● **INSTRUCTIONS TO FOLLOW**
The entries below are to be written out again without alteration.

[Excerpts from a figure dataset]
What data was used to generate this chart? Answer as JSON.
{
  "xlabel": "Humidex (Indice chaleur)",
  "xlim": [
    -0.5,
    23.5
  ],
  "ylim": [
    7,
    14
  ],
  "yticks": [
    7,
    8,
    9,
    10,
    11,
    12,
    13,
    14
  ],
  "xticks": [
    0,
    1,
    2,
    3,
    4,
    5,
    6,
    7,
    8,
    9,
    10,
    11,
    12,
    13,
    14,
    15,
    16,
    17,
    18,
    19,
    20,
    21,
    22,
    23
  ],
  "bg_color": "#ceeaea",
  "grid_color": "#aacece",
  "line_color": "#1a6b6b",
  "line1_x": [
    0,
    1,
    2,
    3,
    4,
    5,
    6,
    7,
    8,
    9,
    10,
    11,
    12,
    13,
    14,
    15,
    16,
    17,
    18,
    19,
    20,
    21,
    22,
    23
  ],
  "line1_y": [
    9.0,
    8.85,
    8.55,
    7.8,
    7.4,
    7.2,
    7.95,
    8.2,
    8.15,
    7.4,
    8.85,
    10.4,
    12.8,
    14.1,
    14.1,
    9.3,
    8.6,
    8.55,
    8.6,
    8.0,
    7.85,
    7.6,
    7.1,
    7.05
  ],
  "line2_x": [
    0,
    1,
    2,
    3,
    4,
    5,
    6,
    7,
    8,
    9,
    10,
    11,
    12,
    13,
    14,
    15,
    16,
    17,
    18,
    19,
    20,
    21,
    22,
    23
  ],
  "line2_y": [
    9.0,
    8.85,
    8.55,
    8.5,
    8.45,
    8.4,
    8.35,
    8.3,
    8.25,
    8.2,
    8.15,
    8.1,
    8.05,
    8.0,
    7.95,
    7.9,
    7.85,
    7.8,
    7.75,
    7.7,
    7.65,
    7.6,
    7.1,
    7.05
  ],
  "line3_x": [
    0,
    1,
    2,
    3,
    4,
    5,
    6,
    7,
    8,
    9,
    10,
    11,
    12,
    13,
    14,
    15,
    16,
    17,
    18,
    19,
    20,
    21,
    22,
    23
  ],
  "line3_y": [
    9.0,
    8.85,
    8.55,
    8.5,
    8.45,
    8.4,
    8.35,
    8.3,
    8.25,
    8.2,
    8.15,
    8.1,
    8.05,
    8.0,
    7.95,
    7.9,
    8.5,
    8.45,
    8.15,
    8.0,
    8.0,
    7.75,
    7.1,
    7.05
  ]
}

● **RESULT OF THE EXERCISE**
What data was used to generate this chart? Answer as JSON.
{
  "xlabel": "Humidex (Indice chaleur)",
  "xlim": [
    -0.5,
    23.5
  ],
  "ylim": [
    7,
    14
  ],
  "yticks": [
    7,
    8,
    9,
    10,
    11,
    12,
    13,
    14
  ],
  "xticks": [
    0,
    1,
    2,
    3,
    4,
    5,
    6,
    7,
    8,
    9,
    10,
    11,
    12,
    13,
    14,
    15,
    16,
    17,
    18,
    19,
    20,
    21,
    22,
    23
  ],
  "bg_color": "#ceeaea",
  "grid_color": "#aacece",
  "line_color": "#1a6b6b",
  "line1_x": [
    0,
    1,
    2,
    3,
    4,
    5,
    6,
    7,
    8,
    9,
    10,
    11,
    12,
    13,
    14,
    15,
    16,
    17,
    18,
    19,
    20,
    21,
    22,
    23
  ],
  "line1_y": [
    9.0,
    8.85,
    8.55,
    7.8,
    7.4,
    7.2,
    7.95,
    8.2,
    8.15,
    7.4,
    8.85,
    10.4,
    12.8,
    14.1,
    14.1,
    9.3,
    8.6,
    8.55,
    8.6,
    8.0,
    7.85,
    7.6,
    7.1,
    7.05
  ],
  "line2_x": [
    0,
    1,
    2,
    3,
    4,
    5,
    6,
    7,
    8,
    9,
    10,
    11,
    12,
    13,
    14,
    15,
    16,
    17,
    18,
    19,
    20,
    21,
    22,
    23
  ],
  "line2_y": [
    9.0,
    8.85,
    8.55,
    8.5,
    8.45,
    8.4,
    8.35,
    8.3,
    8.25,
    8.2,
    8.15,
    8.1,
    8.05,
    8.0,
    7.95,
    7.9,
    7.85,
    7.8,
    7.75,
    7.7,
    7.65,
    7.6,
    7.1,
    7.05
  ],
  "line3_x": [
    0,
    1,
    2,
    3,
    4,
    5,
    6,
    7,
    8,
    9,
    10,
    11,
    12,
    13,
    14,
    15,
    16,
    17,
    18,
    19,
    20,
    21,
    22,
    23
  ],
  "line3_y": [
    9.0,
    8.85,
    8.55,
    8.5,
    8.45,
    8.4,
    8.35,
    8.3,
    8.25,
    8.2,
    8.15,
    8.1,
    8.05,
    8.0,
    7.95,
    7.9,
    8.5,
    8.45,
    8.15,
    8.0,
    8.0,
    7.75,
    7.1,
    7.05
  ]
}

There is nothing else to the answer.